* [Task instructions]
Go through the entries below and pick out every line with "ENSM".
══ Recorded information
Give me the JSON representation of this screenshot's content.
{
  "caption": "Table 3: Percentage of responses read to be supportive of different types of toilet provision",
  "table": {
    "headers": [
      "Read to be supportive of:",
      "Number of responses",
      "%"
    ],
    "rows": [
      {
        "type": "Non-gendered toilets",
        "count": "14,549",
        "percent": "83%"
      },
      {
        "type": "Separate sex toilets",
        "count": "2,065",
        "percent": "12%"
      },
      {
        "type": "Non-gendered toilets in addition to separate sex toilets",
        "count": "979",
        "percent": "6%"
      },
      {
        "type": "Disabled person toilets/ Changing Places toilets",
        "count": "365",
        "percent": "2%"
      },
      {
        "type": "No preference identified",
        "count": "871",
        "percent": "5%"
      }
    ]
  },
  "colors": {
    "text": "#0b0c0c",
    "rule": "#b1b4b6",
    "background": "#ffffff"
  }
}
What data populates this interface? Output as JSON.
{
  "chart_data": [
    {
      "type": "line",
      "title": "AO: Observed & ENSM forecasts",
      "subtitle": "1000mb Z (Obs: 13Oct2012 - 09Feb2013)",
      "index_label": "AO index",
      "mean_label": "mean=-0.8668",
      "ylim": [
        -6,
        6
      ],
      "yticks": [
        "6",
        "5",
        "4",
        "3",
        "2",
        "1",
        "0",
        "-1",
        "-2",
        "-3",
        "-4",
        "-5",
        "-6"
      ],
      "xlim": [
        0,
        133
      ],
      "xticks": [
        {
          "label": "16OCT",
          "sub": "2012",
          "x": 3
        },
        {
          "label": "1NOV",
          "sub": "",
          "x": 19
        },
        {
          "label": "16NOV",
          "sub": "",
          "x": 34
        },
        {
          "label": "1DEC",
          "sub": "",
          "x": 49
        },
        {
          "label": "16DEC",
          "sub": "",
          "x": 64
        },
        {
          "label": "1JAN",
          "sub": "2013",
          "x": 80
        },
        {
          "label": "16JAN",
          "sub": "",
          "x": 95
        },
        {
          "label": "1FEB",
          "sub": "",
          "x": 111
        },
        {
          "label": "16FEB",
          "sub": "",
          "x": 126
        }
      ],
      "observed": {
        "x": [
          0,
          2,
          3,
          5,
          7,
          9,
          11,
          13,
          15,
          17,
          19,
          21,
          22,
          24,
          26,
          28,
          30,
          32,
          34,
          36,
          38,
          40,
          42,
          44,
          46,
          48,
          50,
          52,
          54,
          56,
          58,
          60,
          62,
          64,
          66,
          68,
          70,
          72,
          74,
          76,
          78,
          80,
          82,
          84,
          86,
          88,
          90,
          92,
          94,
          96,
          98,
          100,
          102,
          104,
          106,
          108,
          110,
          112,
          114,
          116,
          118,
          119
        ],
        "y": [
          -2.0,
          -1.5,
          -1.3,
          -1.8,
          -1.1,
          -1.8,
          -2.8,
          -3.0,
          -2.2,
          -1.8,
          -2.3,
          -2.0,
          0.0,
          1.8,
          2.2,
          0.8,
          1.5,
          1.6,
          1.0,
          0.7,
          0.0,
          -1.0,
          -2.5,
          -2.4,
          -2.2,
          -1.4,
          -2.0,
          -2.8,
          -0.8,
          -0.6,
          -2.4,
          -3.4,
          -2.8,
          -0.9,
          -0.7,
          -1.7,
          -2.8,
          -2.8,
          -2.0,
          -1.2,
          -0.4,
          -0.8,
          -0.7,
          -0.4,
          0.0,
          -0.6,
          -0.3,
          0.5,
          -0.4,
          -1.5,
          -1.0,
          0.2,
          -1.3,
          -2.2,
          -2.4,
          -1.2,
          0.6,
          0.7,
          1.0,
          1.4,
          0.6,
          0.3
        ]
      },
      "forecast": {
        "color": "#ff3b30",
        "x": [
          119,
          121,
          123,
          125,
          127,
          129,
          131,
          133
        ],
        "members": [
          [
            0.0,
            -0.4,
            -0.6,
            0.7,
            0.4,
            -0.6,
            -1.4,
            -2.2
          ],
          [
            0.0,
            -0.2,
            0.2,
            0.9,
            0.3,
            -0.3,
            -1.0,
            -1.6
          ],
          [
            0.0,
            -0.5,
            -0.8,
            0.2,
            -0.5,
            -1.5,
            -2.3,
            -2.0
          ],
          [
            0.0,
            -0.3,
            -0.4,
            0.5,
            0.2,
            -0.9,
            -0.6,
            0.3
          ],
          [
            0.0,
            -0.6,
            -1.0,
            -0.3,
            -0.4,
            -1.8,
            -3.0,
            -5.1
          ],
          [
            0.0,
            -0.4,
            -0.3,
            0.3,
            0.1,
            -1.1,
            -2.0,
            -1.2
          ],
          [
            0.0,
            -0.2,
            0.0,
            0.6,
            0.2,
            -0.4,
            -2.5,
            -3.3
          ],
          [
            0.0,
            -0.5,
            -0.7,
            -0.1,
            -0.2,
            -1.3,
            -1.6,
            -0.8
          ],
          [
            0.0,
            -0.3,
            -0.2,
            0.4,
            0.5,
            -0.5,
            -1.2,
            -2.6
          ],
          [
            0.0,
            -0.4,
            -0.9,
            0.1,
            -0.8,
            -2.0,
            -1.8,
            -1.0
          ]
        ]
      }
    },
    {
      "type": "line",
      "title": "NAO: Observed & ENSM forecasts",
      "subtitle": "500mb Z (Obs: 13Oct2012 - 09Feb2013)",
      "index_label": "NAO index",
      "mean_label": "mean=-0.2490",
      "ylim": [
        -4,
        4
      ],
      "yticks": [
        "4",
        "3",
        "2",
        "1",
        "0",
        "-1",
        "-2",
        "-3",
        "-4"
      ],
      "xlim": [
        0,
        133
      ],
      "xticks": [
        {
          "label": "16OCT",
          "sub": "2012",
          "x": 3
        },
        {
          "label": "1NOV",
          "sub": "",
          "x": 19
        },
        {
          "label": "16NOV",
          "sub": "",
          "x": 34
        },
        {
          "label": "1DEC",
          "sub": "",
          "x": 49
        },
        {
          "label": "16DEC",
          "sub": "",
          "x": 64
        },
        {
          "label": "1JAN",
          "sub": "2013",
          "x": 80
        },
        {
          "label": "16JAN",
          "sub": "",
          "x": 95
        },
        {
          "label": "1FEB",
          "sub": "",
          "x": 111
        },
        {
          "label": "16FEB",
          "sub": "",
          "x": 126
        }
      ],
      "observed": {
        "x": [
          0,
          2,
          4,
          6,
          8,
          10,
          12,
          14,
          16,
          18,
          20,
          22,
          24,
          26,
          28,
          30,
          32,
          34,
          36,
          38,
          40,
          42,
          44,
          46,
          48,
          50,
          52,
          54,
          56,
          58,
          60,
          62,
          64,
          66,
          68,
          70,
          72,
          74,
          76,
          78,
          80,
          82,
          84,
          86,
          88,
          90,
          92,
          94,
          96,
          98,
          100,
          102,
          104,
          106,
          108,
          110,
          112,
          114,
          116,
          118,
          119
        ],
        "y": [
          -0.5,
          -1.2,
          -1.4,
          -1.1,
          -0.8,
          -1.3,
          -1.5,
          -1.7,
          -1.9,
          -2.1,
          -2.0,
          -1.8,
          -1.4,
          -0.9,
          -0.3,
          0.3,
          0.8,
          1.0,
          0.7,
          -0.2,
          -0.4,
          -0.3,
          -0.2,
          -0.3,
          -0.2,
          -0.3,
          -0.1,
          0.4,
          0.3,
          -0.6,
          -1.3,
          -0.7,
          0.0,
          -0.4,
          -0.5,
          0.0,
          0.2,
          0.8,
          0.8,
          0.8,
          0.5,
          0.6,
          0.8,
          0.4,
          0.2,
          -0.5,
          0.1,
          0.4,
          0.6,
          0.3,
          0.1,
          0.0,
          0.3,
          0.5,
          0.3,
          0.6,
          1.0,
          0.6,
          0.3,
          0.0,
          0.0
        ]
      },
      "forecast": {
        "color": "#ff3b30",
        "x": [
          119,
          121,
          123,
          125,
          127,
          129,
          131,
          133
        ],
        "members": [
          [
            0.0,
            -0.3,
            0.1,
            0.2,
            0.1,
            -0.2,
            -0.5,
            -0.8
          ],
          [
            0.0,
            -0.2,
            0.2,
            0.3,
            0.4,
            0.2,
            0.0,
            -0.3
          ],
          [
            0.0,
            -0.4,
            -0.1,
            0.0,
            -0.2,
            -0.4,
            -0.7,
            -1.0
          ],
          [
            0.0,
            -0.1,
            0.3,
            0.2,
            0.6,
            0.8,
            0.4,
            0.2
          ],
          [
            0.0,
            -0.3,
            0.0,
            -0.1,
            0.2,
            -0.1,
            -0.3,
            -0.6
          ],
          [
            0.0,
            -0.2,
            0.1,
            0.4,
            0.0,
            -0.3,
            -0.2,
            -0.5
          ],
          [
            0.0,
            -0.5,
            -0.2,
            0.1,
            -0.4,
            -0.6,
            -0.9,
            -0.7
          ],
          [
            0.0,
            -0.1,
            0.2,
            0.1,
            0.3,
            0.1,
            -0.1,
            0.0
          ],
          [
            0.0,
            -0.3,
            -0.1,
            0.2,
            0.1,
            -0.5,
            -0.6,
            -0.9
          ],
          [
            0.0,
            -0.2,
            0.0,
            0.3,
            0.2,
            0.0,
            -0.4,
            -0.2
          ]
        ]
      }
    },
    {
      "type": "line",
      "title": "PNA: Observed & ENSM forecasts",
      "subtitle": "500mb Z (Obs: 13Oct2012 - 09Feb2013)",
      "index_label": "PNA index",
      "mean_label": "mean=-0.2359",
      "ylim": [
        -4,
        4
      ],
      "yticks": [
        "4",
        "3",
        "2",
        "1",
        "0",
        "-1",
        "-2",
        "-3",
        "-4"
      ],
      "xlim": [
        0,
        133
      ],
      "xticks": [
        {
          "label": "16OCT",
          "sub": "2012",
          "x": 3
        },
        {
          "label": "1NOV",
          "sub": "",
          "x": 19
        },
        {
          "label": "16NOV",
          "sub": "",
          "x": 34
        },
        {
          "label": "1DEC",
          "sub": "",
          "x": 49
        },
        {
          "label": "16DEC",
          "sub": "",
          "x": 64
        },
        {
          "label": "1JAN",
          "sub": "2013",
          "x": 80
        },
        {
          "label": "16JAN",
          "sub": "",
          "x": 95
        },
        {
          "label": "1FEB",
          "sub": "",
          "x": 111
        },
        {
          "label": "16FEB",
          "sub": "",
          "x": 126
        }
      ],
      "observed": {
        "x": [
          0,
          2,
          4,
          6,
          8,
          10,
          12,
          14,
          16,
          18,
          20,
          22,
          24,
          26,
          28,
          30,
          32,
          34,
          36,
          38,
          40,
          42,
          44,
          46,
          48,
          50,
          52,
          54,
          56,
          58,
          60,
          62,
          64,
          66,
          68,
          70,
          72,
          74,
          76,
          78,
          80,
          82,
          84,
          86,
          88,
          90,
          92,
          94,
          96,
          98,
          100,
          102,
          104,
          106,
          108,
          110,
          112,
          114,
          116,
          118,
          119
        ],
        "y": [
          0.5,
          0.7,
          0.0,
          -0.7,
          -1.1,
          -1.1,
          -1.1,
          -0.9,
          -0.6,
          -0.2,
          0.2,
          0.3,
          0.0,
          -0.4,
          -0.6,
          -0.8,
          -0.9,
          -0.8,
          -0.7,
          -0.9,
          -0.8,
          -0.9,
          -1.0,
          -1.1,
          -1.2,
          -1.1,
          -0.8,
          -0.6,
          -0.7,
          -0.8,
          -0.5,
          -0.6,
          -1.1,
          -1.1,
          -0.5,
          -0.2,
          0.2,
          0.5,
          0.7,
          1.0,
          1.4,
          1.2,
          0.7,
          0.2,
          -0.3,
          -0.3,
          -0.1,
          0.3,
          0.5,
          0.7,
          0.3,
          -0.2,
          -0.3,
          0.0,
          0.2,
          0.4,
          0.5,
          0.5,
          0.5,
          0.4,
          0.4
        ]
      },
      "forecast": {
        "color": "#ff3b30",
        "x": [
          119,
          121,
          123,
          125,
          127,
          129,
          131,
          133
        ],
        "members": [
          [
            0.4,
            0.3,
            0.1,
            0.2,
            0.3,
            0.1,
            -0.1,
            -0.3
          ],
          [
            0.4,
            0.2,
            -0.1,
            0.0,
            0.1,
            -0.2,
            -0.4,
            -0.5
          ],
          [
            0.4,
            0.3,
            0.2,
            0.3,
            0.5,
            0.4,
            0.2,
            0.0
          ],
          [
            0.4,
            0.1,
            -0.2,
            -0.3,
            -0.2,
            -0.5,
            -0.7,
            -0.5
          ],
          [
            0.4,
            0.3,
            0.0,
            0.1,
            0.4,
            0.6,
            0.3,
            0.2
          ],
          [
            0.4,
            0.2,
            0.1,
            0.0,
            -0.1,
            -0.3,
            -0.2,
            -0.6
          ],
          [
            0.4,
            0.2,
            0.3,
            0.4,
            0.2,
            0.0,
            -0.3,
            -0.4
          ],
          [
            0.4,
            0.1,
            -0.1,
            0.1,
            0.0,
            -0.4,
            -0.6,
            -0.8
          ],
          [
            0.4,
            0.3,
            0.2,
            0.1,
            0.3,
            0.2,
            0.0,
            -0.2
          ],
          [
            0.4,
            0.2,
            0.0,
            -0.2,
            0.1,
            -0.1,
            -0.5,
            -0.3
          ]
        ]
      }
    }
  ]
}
════
* [Answer to the exercise]
      "title": "AO: Observed & ENSM forecasts",
      "title": "NAO: Observed & ENSM forecasts",
      "title": "PNA: Observed & ENSM forecasts",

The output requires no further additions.